— Begin ROWS —

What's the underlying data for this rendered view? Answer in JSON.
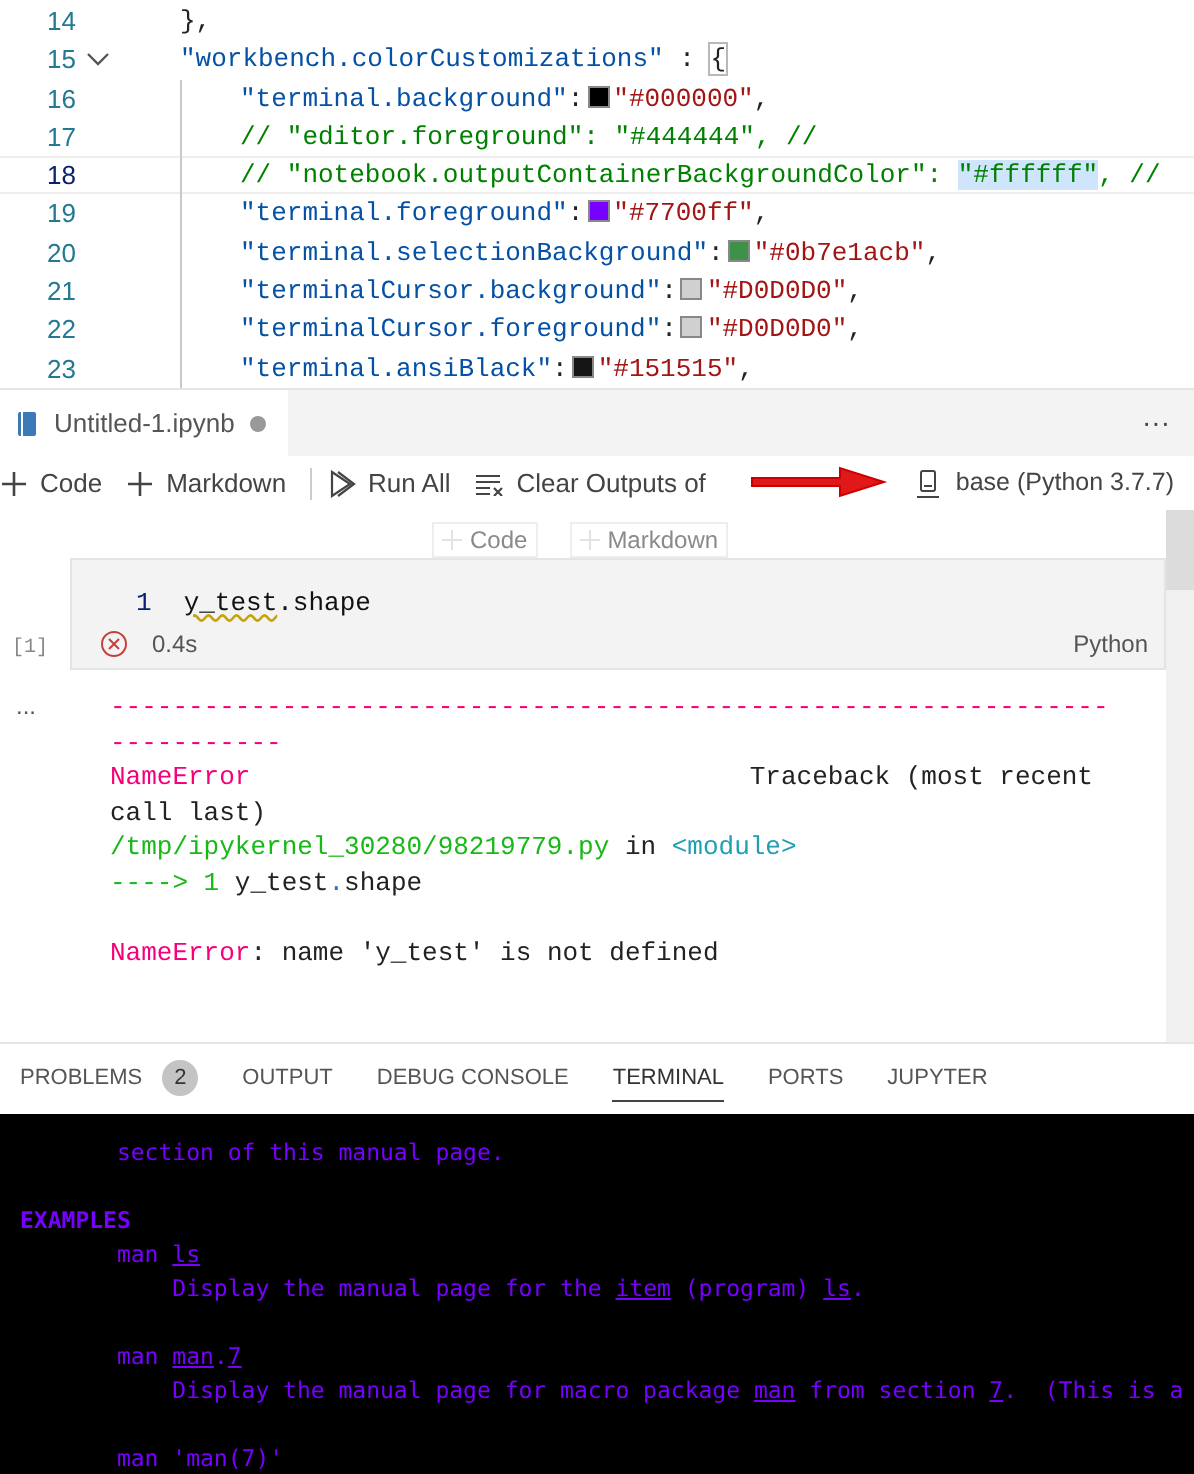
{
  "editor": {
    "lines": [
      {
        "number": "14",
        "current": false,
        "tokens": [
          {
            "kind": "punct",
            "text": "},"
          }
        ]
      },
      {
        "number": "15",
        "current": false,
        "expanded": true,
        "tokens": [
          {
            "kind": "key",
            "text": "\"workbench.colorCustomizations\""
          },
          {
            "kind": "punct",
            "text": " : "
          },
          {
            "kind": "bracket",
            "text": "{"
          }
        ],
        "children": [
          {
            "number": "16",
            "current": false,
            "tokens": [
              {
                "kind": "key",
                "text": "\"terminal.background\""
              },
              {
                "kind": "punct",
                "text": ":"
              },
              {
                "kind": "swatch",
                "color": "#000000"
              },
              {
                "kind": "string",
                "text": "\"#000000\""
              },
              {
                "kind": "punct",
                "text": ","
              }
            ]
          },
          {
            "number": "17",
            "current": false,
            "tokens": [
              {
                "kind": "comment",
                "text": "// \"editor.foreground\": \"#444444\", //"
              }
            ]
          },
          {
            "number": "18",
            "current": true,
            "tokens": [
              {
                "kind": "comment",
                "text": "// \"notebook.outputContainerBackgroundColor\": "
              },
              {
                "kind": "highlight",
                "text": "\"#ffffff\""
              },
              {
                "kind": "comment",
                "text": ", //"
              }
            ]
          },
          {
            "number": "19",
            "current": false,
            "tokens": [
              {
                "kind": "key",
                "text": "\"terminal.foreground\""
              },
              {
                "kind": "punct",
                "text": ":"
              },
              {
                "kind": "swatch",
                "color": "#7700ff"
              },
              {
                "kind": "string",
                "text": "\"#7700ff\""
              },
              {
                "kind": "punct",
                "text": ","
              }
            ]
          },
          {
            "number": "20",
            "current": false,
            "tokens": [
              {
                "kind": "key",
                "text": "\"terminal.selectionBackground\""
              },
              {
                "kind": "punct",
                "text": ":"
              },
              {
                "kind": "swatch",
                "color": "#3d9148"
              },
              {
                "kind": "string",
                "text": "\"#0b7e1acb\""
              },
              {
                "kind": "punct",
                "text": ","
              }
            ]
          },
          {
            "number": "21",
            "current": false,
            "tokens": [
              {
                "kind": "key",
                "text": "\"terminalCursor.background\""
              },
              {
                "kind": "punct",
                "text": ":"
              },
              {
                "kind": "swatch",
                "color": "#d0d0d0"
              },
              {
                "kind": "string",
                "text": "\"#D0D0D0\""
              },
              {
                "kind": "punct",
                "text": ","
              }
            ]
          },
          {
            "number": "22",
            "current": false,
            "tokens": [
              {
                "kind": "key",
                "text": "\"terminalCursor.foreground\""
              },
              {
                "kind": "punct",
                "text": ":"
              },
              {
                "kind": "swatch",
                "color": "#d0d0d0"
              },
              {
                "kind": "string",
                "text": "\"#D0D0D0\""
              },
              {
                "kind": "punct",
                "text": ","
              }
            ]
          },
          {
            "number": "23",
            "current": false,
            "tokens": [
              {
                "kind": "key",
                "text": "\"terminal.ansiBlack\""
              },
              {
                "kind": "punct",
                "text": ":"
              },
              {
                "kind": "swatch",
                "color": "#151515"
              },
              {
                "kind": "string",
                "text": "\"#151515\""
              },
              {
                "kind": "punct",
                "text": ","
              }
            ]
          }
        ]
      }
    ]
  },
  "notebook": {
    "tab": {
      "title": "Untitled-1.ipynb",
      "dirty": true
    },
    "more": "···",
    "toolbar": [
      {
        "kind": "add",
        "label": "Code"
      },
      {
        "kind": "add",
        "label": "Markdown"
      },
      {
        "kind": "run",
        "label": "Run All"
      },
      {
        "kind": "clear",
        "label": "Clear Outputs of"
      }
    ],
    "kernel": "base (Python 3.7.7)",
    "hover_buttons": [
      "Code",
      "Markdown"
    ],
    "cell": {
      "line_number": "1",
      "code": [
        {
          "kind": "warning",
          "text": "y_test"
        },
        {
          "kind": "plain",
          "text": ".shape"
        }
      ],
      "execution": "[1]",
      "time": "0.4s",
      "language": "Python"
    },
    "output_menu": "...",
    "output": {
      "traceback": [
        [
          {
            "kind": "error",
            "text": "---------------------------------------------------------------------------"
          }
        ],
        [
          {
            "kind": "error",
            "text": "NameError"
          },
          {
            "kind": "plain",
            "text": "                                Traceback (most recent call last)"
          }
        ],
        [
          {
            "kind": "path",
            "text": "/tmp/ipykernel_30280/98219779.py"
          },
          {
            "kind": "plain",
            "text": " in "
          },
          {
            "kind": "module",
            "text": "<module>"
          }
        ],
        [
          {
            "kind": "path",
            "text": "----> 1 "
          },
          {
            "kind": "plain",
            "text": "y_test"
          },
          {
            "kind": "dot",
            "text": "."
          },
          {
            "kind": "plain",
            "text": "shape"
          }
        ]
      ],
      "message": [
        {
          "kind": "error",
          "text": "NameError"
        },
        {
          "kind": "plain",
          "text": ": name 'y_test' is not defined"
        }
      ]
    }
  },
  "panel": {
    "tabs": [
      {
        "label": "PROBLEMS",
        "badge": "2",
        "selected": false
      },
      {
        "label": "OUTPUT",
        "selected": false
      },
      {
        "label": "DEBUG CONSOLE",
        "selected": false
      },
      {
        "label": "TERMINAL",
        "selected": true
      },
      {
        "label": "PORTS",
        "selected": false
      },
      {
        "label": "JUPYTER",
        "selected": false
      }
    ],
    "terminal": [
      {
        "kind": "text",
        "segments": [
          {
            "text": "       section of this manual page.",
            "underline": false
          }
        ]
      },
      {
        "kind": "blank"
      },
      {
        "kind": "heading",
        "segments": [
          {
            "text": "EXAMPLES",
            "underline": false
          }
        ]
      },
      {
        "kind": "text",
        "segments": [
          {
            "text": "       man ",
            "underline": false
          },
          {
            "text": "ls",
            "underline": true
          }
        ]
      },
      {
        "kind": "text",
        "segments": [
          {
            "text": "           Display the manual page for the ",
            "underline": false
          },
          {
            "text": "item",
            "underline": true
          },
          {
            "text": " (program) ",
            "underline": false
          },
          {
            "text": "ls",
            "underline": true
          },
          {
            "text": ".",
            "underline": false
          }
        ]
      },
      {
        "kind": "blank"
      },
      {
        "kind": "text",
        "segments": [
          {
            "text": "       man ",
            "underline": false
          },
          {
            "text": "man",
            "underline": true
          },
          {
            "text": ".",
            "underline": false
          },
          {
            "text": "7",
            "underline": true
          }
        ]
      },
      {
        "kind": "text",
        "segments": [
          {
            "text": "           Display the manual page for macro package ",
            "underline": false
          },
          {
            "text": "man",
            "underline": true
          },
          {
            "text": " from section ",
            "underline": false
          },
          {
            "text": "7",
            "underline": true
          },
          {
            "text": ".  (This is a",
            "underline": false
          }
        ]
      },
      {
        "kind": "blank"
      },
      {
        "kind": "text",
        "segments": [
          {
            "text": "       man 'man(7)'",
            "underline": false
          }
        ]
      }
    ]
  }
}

— End ROWS —

§ AIM: Each line above that includes "editor" counts once; state the total and nothing more.

§ RESULT OF THIS EXERCISE: 2